» WHAT YOU WILL DO:
Copy out all the entries exactly.
===== DATA LISTING
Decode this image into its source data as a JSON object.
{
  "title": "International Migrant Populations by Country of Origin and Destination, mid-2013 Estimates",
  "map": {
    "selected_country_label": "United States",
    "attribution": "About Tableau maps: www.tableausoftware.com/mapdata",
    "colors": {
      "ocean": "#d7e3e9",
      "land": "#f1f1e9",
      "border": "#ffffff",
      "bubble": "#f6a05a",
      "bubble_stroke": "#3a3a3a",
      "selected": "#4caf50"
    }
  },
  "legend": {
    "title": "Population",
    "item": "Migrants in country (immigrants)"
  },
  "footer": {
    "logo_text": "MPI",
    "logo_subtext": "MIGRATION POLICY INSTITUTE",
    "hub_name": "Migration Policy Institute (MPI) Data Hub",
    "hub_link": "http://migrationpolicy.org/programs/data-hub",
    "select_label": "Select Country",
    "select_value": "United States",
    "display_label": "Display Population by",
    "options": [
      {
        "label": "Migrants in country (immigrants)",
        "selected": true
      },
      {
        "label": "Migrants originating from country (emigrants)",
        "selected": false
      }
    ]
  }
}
==========
» ANSWER TO THE TASK:
Decode this image into its source data as a JSON object.
{
  "title": "International Migrant Populations by Country of Origin and Destination, mid-2013 Estimates",
  "map": {
    "selected_country_label": "United States",
    "attribution": "About Tableau maps: www.tableausoftware.com/mapdata",
    "colors": {
      "ocean": "#d7e3e9",
      "land": "#f1f1e9",
      "border": "#ffffff",
      "bubble": "#f6a05a",
      "bubble_stroke": "#3a3a3a",
      "selected": "#4caf50"
    }
  },
  "legend": {
    "title": "Population",
    "item": "Migrants in country (immigrants)"
  },
  "footer": {
    "logo_text": "MPI",
    "logo_subtext": "MIGRATION POLICY INSTITUTE",
    "hub_name": "Migration Policy Institute (MPI) Data Hub",
    "hub_link": "http://migrationpolicy.org/programs/data-hub",
    "select_label": "Select Country",
    "select_value": "United States",
    "display_label": "Display Population by",
    "options": [
      {
        "label": "Migrants in country (immigrants)",
        "selected": true
      },
      {
        "label": "Migrants originating from country (emigrants)",
        "selected": false
      }
    ]
  }
}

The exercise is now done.